-- DATA SECTION start --

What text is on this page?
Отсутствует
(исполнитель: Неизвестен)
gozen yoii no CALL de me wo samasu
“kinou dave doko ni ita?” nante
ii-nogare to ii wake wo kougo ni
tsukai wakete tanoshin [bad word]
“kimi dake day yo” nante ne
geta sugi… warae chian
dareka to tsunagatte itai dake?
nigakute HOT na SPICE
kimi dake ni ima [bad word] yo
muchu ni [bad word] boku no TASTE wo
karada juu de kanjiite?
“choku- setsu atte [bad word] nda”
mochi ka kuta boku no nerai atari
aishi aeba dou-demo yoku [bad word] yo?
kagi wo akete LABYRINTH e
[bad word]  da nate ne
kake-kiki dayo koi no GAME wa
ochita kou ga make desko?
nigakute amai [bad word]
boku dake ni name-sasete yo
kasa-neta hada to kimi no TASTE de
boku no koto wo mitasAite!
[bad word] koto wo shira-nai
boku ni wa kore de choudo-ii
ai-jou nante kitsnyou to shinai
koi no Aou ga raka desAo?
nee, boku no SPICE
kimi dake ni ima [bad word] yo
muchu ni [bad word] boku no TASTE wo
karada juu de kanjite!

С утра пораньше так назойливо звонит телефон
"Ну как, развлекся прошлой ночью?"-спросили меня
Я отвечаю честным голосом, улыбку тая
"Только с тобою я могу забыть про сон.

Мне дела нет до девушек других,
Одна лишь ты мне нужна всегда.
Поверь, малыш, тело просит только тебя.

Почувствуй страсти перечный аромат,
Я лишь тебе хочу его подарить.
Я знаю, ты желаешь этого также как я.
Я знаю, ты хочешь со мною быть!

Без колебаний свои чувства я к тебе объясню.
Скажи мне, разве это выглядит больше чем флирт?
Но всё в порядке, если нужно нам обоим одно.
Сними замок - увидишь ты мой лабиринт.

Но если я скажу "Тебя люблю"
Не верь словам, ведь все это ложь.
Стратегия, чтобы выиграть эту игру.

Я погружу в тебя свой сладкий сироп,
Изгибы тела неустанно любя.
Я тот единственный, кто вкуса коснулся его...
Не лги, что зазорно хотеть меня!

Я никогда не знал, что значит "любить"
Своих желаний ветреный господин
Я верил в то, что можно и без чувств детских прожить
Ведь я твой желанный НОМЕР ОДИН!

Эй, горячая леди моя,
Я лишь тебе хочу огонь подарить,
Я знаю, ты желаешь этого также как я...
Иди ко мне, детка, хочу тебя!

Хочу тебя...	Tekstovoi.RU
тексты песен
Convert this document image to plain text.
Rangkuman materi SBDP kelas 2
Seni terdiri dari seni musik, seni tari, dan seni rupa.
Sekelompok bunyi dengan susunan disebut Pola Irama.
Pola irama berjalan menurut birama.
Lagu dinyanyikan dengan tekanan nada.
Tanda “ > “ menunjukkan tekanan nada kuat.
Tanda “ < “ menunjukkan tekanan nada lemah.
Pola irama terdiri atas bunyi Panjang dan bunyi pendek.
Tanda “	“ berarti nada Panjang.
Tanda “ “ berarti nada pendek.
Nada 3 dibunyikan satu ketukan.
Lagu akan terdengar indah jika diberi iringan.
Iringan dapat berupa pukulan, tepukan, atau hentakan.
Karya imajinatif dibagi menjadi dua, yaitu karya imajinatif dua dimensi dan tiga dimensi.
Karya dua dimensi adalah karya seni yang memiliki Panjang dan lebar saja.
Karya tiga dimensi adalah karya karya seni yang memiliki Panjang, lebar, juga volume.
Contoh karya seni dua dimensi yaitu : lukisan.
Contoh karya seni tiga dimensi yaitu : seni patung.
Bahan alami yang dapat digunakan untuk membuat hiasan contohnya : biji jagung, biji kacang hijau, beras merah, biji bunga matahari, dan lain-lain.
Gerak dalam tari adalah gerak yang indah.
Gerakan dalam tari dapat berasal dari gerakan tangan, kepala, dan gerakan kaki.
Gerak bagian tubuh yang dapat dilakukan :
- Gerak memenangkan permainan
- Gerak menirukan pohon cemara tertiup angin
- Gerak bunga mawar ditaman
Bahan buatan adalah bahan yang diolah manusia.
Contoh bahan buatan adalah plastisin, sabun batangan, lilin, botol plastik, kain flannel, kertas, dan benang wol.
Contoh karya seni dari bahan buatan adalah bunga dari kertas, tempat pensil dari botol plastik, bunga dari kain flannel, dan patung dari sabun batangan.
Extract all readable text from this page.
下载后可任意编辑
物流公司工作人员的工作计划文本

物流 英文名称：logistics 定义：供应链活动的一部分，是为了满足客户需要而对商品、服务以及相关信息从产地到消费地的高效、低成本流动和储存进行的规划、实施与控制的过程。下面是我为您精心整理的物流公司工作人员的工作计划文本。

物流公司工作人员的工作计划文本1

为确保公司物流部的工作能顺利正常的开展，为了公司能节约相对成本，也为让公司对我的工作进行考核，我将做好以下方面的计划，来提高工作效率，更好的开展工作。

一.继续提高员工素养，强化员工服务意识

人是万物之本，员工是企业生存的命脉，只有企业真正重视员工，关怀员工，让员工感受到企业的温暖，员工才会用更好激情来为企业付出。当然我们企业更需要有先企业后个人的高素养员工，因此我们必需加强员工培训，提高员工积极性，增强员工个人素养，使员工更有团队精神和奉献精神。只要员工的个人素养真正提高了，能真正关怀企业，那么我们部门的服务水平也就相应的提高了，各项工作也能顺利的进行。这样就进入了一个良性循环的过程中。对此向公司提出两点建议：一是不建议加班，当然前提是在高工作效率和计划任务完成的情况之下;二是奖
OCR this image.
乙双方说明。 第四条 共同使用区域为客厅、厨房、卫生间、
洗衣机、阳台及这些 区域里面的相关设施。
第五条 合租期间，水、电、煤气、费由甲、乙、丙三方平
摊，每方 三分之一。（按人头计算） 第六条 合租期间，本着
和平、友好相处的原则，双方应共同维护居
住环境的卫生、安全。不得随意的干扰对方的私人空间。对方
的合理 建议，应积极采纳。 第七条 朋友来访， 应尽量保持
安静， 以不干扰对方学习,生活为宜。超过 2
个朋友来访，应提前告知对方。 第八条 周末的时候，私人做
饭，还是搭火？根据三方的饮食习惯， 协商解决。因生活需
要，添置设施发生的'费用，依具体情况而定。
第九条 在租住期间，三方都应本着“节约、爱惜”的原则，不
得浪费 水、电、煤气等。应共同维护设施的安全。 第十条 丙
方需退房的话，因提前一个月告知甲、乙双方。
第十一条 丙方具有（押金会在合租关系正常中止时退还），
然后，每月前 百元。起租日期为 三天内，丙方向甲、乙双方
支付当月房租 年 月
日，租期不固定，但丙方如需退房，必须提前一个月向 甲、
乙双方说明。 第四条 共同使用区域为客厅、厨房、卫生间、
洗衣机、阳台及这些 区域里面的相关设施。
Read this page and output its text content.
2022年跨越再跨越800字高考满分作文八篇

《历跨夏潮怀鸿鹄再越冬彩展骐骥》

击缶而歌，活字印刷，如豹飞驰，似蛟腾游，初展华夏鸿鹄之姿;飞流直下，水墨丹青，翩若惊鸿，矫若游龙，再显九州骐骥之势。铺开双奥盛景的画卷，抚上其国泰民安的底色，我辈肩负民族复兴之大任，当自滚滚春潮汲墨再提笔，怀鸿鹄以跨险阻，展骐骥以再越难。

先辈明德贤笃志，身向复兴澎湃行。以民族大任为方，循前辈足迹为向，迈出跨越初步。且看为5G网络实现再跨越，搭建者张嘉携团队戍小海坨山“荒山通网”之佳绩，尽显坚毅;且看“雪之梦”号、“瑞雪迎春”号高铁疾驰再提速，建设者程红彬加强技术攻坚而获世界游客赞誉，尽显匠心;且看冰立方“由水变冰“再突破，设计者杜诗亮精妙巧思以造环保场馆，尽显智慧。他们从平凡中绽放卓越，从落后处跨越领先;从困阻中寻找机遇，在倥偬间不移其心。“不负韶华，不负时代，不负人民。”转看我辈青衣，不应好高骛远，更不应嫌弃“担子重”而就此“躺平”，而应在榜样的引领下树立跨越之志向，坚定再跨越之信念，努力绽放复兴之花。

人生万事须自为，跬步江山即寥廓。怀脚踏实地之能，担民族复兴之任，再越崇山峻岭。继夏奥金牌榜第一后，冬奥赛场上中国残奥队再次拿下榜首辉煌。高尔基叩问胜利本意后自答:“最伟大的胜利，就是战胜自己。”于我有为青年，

-- DATA SECTION end --

▸ TASK INSTRUCTIONS
Check every line of the data, and copy the ones that contain "menunjukkan".

▸ ANSWER TO THE TASK
Tanda “ > “ menunjukkan tekanan nada kuat.
Tanda “ < “ menunjukkan tekanan nada lemah.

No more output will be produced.